## Begin STORED ROWS
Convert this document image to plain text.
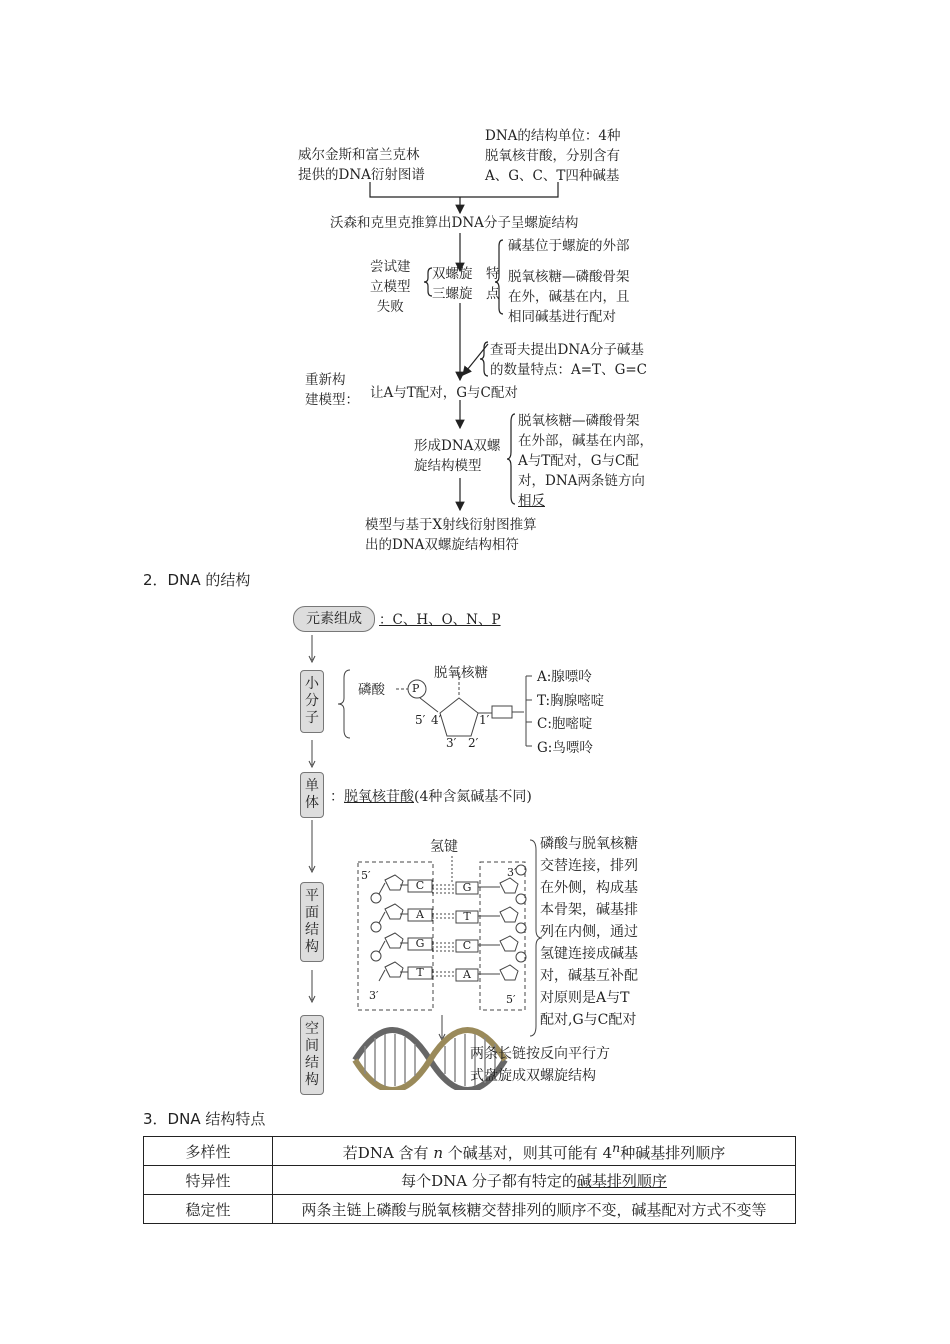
威尔金斯和富兰克林
提供的DNA衍射图谱
DNA的结构单位：4种
脱氧核苷酸，分别含有
A、G、C、T四种碱基
沃森和克里克推算出DNA分子呈螺旋结构
尝试建
立模型
失败
双螺旋
三螺旋
特
点
碱基位于螺旋的外部
脱氧核糖—磷酸骨架
在外，碱基在内，且
相同碱基进行配对
查哥夫提出DNA分子碱基
的数量特点：A=T、G=C
重新构
建模型： 让A与T配对，G与C配对
形成DNA双螺
旋结构模型
脱氧核糖—磷酸骨架
在外部，碱基在内部，
A与T配对，G与C配
对，DNA两条链方向
相反
模型与基于X射线衍射图推算
出的DNA双螺旋结构相符
2．DNA 的结构
元素组成	：C、H、O、N、P
小分子
磷酸 P
脱氧核糖
5′ 4′	1′
3′ 2′
A:腺嘌呤
T:胸腺嘧啶
C:胞嘧啶
G:鸟嘌呤
单体 ：脱氧核苷酸(4种含氮碱基不同)
氢键
平面结构
5′	3′
3′	5′
C
A
G
T
G
T
C
A
磷酸与脱氧核糖
交替连接，排列
在外侧，构成基
本骨架，碱基排
列在内侧，通过
氢键连接成碱基
对，碱基互补配
对原则是A与T
配对,G与C配对
空间结构
两条长链按反向平行方
式盘旋成双螺旋结构
3．DNA 结构特点
多样性	若DNA 含有 n 个碱基对，则其可能有 4$^n$种碱基排列顺序
特异性	每个DNA 分子都有特定的碱基排列顺序
稳定性	两条主链上磷酸与脱氧核糖交替排列的顺序不变，碱基配对方式不变等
## End STORED ROWS
▸ **TO BE DONE**: All of the data above should be quoted exactly, except for the pictures.

▸ **OUTPUT FOR THIS EXERCISE**:
Convert this document image to plain text.
威尔金斯和富兰克林
提供的DNA衍射图谱
DNA的结构单位：4种
脱氧核苷酸，分别含有
A、G、C、T四种碱基
沃森和克里克推算出DNA分子呈螺旋结构
尝试建
立模型
失败
双螺旋
三螺旋
特
点
碱基位于螺旋的外部
脱氧核糖—磷酸骨架
在外，碱基在内，且
相同碱基进行配对
查哥夫提出DNA分子碱基
的数量特点：A=T、G=C
重新构
建模型： 让A与T配对，G与C配对
形成DNA双螺
旋结构模型
脱氧核糖—磷酸骨架
在外部，碱基在内部，
A与T配对，G与C配
对，DNA两条链方向
相反
模型与基于X射线衍射图推算
出的DNA双螺旋结构相符
2．DNA 的结构
元素组成	：C、H、O、N、P
小分子
磷酸 P
脱氧核糖
5′ 4′	1′
3′ 2′
A:腺嘌呤
T:胸腺嘧啶
C:胞嘧啶
G:鸟嘌呤
单体 ：脱氧核苷酸(4种含氮碱基不同)
氢键
平面结构
5′	3′
3′	5′
C
A
G
T
G
T
C
A
磷酸与脱氧核糖
交替连接，排列
在外侧，构成基
本骨架，碱基排
列在内侧，通过
氢键连接成碱基
对，碱基互补配
对原则是A与T
配对,G与C配对
空间结构
两条长链按反向平行方
式盘旋成双螺旋结构
3．DNA 结构特点
多样性	若DNA 含有 n 个碱基对，则其可能有 4$^n$种碱基排列顺序
特异性	每个DNA 分子都有特定的碱基排列顺序
稳定性	两条主链上磷酸与脱氧核糖交替排列的顺序不变，碱基配对方式不变等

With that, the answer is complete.